[Stored data entries]
★ ★ ★ ★

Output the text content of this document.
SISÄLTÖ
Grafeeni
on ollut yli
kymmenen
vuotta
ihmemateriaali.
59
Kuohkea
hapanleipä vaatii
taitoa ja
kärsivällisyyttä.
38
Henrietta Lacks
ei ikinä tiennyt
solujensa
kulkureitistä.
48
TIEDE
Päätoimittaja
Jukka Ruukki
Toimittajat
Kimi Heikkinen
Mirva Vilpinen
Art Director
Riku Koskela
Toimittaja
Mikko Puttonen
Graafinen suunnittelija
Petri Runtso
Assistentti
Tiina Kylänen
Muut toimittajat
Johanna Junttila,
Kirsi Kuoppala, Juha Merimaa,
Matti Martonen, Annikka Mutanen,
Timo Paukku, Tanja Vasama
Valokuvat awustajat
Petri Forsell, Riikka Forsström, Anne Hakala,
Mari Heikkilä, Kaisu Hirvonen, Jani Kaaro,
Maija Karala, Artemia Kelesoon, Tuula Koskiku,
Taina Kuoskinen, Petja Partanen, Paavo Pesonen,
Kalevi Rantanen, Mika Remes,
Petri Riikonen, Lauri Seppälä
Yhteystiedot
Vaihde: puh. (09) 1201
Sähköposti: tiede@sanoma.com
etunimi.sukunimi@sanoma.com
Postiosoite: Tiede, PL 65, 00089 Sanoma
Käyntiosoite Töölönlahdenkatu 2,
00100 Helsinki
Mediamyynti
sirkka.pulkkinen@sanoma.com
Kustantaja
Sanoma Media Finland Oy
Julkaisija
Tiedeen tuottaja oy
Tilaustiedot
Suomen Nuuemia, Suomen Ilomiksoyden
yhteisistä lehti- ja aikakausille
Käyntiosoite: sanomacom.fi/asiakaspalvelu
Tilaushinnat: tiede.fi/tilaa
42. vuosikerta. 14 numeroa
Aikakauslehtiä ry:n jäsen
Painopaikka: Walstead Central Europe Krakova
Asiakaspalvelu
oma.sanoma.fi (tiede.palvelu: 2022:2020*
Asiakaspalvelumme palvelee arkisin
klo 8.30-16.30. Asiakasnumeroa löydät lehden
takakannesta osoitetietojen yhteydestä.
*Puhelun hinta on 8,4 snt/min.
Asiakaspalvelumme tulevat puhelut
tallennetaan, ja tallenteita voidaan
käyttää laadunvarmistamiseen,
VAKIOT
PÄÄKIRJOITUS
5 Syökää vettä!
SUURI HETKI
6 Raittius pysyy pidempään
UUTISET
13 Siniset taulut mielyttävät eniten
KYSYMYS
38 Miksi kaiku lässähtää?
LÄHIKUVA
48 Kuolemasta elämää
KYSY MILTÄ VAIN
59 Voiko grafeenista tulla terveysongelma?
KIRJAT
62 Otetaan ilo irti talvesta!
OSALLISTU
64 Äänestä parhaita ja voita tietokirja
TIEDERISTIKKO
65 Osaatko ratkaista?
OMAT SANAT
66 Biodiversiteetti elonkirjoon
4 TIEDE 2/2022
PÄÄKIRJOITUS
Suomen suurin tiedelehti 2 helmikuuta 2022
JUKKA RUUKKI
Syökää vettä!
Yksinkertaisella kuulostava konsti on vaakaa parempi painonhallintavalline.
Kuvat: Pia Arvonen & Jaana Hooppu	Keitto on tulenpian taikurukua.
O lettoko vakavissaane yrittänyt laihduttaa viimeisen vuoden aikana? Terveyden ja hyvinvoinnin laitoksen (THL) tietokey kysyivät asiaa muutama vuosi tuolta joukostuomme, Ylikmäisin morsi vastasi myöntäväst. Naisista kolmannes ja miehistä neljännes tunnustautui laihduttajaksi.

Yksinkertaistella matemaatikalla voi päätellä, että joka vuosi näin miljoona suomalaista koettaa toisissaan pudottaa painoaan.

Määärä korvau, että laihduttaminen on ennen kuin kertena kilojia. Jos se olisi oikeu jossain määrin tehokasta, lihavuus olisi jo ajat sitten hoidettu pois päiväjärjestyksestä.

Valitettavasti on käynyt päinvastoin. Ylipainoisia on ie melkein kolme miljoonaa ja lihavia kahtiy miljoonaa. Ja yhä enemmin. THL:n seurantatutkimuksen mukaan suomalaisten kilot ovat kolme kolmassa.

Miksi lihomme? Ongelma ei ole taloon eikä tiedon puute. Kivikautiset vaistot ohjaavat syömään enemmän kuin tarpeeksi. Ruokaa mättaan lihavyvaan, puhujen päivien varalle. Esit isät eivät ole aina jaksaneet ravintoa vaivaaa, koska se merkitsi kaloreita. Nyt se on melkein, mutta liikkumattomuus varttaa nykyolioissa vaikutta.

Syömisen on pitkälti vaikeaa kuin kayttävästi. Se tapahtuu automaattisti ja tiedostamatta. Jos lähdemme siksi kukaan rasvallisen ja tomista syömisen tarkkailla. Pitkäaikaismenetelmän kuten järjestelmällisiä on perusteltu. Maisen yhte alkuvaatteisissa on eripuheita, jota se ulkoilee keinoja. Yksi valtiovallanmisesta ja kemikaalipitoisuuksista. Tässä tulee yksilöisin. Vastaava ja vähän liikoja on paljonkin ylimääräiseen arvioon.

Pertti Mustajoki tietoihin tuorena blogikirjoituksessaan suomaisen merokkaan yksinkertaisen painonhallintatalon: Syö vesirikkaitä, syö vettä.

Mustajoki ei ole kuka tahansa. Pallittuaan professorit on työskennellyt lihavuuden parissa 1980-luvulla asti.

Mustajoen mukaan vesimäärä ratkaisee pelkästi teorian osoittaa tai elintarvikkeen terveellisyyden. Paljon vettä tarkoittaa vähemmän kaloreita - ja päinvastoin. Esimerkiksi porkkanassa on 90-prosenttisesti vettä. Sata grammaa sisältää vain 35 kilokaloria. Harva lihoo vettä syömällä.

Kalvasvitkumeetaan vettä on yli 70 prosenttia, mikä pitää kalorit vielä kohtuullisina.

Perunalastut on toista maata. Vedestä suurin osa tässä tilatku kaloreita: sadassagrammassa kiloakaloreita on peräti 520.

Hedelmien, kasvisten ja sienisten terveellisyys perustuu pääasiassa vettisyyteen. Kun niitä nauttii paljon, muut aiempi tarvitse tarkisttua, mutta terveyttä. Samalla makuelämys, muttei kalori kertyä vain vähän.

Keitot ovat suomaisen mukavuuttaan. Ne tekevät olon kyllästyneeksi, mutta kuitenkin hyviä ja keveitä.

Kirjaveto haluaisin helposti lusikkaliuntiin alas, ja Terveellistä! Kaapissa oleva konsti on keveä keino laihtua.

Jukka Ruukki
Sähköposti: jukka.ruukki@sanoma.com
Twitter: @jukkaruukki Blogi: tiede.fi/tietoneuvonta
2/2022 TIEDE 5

★ ★ ★ ★

** Given task **
Take the material above and return all of it exactly.

** Answer to the problem **
Output the text content of this document.
SISÄLTÖ
Grafeeni
on ollut yli
kymmenen
vuotta
ihmemateriaali.
59
Kuohkea
hapanleipä vaatii
taitoa ja
kärsivällisyyttä.
38
Henrietta Lacks
ei ikinä tiennyt
solujensa
kulkureitistä.
48
TIEDE
Päätoimittaja
Jukka Ruukki
Toimittajat
Kimi Heikkinen
Mirva Vilpinen
Art Director
Riku Koskela
Toimittaja
Mikko Puttonen
Graafinen suunnittelija
Petri Runtso
Assistentti
Tiina Kylänen
Muut toimittajat
Johanna Junttila,
Kirsi Kuoppala, Juha Merimaa,
Matti Martonen, Annikka Mutanen,
Timo Paukku, Tanja Vasama
Valokuvat awustajat
Petri Forsell, Riikka Forsström, Anne Hakala,
Mari Heikkilä, Kaisu Hirvonen, Jani Kaaro,
Maija Karala, Artemia Kelesoon, Tuula Koskiku,
Taina Kuoskinen, Petja Partanen, Paavo Pesonen,
Kalevi Rantanen, Mika Remes,
Petri Riikonen, Lauri Seppälä
Yhteystiedot
Vaihde: puh. (09) 1201
Sähköposti: tiede@sanoma.com
etunimi.sukunimi@sanoma.com
Postiosoite: Tiede, PL 65, 00089 Sanoma
Käyntiosoite Töölönlahdenkatu 2,
00100 Helsinki
Mediamyynti
sirkka.pulkkinen@sanoma.com
Kustantaja
Sanoma Media Finland Oy
Julkaisija
Tiedeen tuottaja oy
Tilaustiedot
Suomen Nuuemia, Suomen Ilomiksoyden
yhteisistä lehti- ja aikakausille
Käyntiosoite: sanomacom.fi/asiakaspalvelu
Tilaushinnat: tiede.fi/tilaa
42. vuosikerta. 14 numeroa
Aikakauslehtiä ry:n jäsen
Painopaikka: Walstead Central Europe Krakova
Asiakaspalvelu
oma.sanoma.fi (tiede.palvelu: 2022:2020*
Asiakaspalvelumme palvelee arkisin
klo 8.30-16.30. Asiakasnumeroa löydät lehden
takakannesta osoitetietojen yhteydestä.
*Puhelun hinta on 8,4 snt/min.
Asiakaspalvelumme tulevat puhelut
tallennetaan, ja tallenteita voidaan
käyttää laadunvarmistamiseen,
VAKIOT
PÄÄKIRJOITUS
5 Syökää vettä!
SUURI HETKI
6 Raittius pysyy pidempään
UUTISET
13 Siniset taulut mielyttävät eniten
KYSYMYS
38 Miksi kaiku lässähtää?
LÄHIKUVA
48 Kuolemasta elämää
KYSY MILTÄ VAIN
59 Voiko grafeenista tulla terveysongelma?
KIRJAT
62 Otetaan ilo irti talvesta!
OSALLISTU
64 Äänestä parhaita ja voita tietokirja
TIEDERISTIKKO
65 Osaatko ratkaista?
OMAT SANAT
66 Biodiversiteetti elonkirjoon
4 TIEDE 2/2022
PÄÄKIRJOITUS
Suomen suurin tiedelehti 2 helmikuuta 2022
JUKKA RUUKKI
Syökää vettä!
Yksinkertaisella kuulostava konsti on vaakaa parempi painonhallintavalline.
Kuvat: Pia Arvonen & Jaana Hooppu	Keitto on tulenpian taikurukua.
O lettoko vakavissaane yrittänyt laihduttaa viimeisen vuoden aikana? Terveyden ja hyvinvoinnin laitoksen (THL) tietokey kysyivät asiaa muutama vuosi tuolta joukostuomme, Ylikmäisin morsi vastasi myöntäväst. Naisista kolmannes ja miehistä neljännes tunnustautui laihduttajaksi.

Yksinkertaistella matemaatikalla voi päätellä, että joka vuosi näin miljoona suomalaista koettaa toisissaan pudottaa painoaan.

Määärä korvau, että laihduttaminen on ennen kuin kertena kilojia. Jos se olisi oikeu jossain määrin tehokasta, lihavuus olisi jo ajat sitten hoidettu pois päiväjärjestyksestä.

Valitettavasti on käynyt päinvastoin. Ylipainoisia on ie melkein kolme miljoonaa ja lihavia kahtiy miljoonaa. Ja yhä enemmin. THL:n seurantatutkimuksen mukaan suomalaisten kilot ovat kolme kolmassa.

Miksi lihomme? Ongelma ei ole taloon eikä tiedon puute. Kivikautiset vaistot ohjaavat syömään enemmän kuin tarpeeksi. Ruokaa mättaan lihavyvaan, puhujen päivien varalle. Esit isät eivät ole aina jaksaneet ravintoa vaivaaa, koska se merkitsi kaloreita. Nyt se on melkein, mutta liikkumattomuus varttaa nykyolioissa vaikutta.

Syömisen on pitkälti vaikeaa kuin kayttävästi. Se tapahtuu automaattisti ja tiedostamatta. Jos lähdemme siksi kukaan rasvallisen ja tomista syömisen tarkkailla. Pitkäaikaismenetelmän kuten järjestelmällisiä on perusteltu. Maisen yhte alkuvaatteisissa on eripuheita, jota se ulkoilee keinoja. Yksi valtiovallanmisesta ja kemikaalipitoisuuksista. Tässä tulee yksilöisin. Vastaava ja vähän liikoja on paljonkin ylimääräiseen arvioon.

Pertti Mustajoki tietoihin tuorena blogikirjoituksessaan suomaisen merokkaan yksinkertaisen painonhallintatalon: Syö vesirikkaitä, syö vettä.

Mustajoki ei ole kuka tahansa. Pallittuaan professorit on työskennellyt lihavuuden parissa 1980-luvulla asti.

Mustajoen mukaan vesimäärä ratkaisee pelkästi teorian osoittaa tai elintarvikkeen terveellisyyden. Paljon vettä tarkoittaa vähemmän kaloreita - ja päinvastoin. Esimerkiksi porkkanassa on 90-prosenttisesti vettä. Sata grammaa sisältää vain 35 kilokaloria. Harva lihoo vettä syömällä.

Kalvasvitkumeetaan vettä on yli 70 prosenttia, mikä pitää kalorit vielä kohtuullisina.

Perunalastut on toista maata. Vedestä suurin osa tässä tilatku kaloreita: sadassagrammassa kiloakaloreita on peräti 520.

Hedelmien, kasvisten ja sienisten terveellisyys perustuu pääasiassa vettisyyteen. Kun niitä nauttii paljon, muut aiempi tarvitse tarkisttua, mutta terveyttä. Samalla makuelämys, muttei kalori kertyä vain vähän.

Keitot ovat suomaisen mukavuuttaan. Ne tekevät olon kyllästyneeksi, mutta kuitenkin hyviä ja keveitä.

Kirjaveto haluaisin helposti lusikkaliuntiin alas, ja Terveellistä! Kaapissa oleva konsti on keveä keino laihtua.

Jukka Ruukki
Sähköposti: jukka.ruukki@sanoma.com
Twitter: @jukkaruukki Blogi: tiede.fi/tietoneuvonta
2/2022 TIEDE 5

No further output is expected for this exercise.